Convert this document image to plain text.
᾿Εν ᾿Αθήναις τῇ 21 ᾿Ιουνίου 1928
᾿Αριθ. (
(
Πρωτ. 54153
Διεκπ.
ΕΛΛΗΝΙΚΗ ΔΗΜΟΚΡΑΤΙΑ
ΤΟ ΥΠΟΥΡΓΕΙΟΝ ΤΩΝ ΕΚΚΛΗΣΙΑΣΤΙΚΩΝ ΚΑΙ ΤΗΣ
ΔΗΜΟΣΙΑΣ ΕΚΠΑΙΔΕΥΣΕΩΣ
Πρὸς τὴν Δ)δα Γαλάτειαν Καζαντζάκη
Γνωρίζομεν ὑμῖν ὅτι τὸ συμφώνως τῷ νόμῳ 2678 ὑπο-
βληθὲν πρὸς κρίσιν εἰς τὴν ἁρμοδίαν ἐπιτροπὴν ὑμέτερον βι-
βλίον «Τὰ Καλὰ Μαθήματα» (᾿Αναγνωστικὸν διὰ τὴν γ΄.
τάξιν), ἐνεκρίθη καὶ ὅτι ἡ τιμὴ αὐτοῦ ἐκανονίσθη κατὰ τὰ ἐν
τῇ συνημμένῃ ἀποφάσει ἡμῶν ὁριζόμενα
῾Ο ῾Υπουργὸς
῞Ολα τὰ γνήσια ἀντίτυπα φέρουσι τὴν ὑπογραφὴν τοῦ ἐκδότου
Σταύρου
###
### WRITTEN REQUEST
Please return the data above exactly as given.

### SOLUTION TO THIS TASK
Convert this document image to plain text.
᾿Εν ᾿Αθήναις τῇ 21 ᾿Ιουνίου 1928
᾿Αριθ. (
(
Πρωτ. 54153
Διεκπ.
ΕΛΛΗΝΙΚΗ ΔΗΜΟΚΡΑΤΙΑ
ΤΟ ΥΠΟΥΡΓΕΙΟΝ ΤΩΝ ΕΚΚΛΗΣΙΑΣΤΙΚΩΝ ΚΑΙ ΤΗΣ
ΔΗΜΟΣΙΑΣ ΕΚΠΑΙΔΕΥΣΕΩΣ
Πρὸς τὴν Δ)δα Γαλάτειαν Καζαντζάκη
Γνωρίζομεν ὑμῖν ὅτι τὸ συμφώνως τῷ νόμῳ 2678 ὑπο-
βληθὲν πρὸς κρίσιν εἰς τὴν ἁρμοδίαν ἐπιτροπὴν ὑμέτερον βι-
βλίον «Τὰ Καλὰ Μαθήματα» (᾿Αναγνωστικὸν διὰ τὴν γ΄.
τάξιν), ἐνεκρίθη καὶ ὅτι ἡ τιμὴ αὐτοῦ ἐκανονίσθη κατὰ τὰ ἐν
τῇ συνημμένῃ ἀποφάσει ἡμῶν ὁριζόμενα
῾Ο ῾Υπουργὸς
῞Ολα τὰ γνήσια ἀντίτυπα φέρουσι τὴν ὑπογραφὴν τοῦ ἐκδότου
Σταύρου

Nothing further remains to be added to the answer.